LET A THOUSAND INDEXES BLOOM

Choosing an index to represent a particular beta is almost as difficult these days as deciding how to design and manage asset allocation. It wasn’t that long ago when there was generally one choice: capitalization weighted indices. Now there’s a growing mix of so-called alternative weighted benchmarks, and more are on the way.


As a new review of “alternative” equity indexing strategies advises, the possibilities now include some familiar and not-so-familiar choices, including, equal weighting, minimum-variance weighting, diversity weighting, fundamental weighting, and risk efficient indexing, to name a few.
Each vendor argues that it offers a superior indexing methodology, but it’s unlikely that all the claims are accurate. Every strategy can’t be above average. Nonetheless, it’s not always obvious which strategy is likely to work best and under what conditions. In fact, analyzing competing indexing methodologies is in its infancy as a research focus, suggesting that we all have much to learn in the years ahead as new benchmarks go live and sink or swim with the ultimate empirical test: real world investing with actual assets under management paying real-world fees and suffering real-world surprises and mistakes.
Meantime, what do we know so far? One is that if you compare all the various efforts (including actively managed funds) at beating a cap-weighted index over time, there’s likely to be a wide array of results with cap weighting more or less in the middle, perhaps slightly above average. That’s partly a function of cap-weighting’s inherently low transaction costs, which usually translate into a potent advantage over time vs. strategies designed to excel, which inevitably results in higher costs. Indeed, you can buy a simple cap-weighted U.S. equity index ETF for as low as six basis points these days in the retail market. It stands to reason that if your alternative indexing strategy charges 50 or 100 basis points, you’ve got a lot of ground to make up from the start.

• [DATA SHOWN]
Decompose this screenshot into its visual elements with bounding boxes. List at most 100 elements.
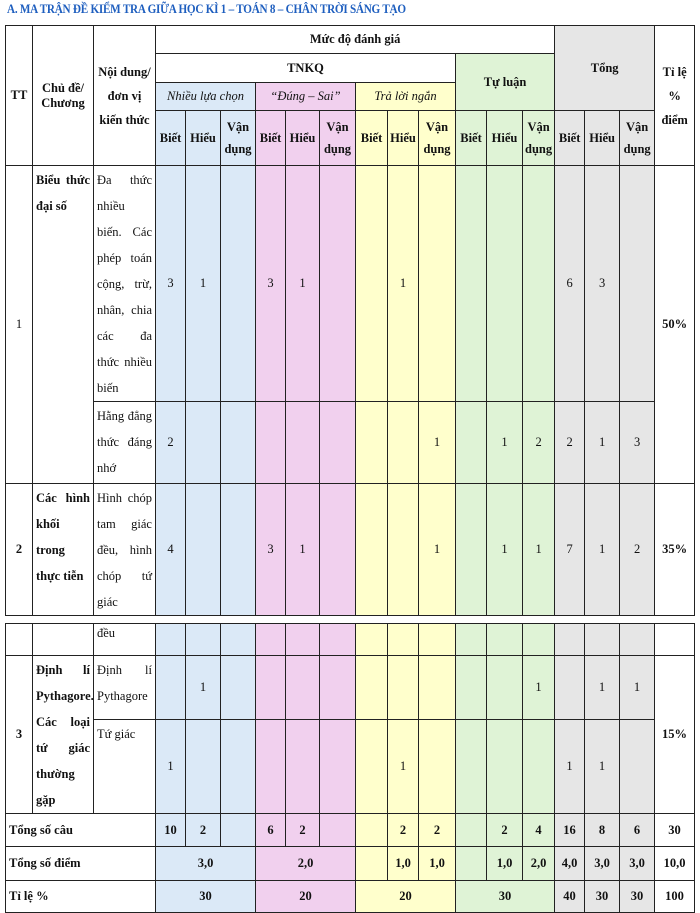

• [SHORT PROBLEM] Please reproduce the indexing article word for word between "Each vendor argues" and "surprises and mistakes.", inclusive. Work from the indexing article alone, not the material.

• [EXERCISE RESPONSE]
Each vendor argues that it offers a superior indexing methodology, but it’s unlikely that all the claims are accurate. Every strategy can’t be above average. Nonetheless, it’s not always obvious which strategy is likely to work best and under what conditions. In fact, analyzing competing indexing methodologies is in its infancy as a research focus, suggesting that we all have much to learn in the years ahead as new benchmarks go live and sink or swim with the ultimate empirical test: real world investing with actual assets under management paying real-world fees and suffering real-world surprises and mistakes.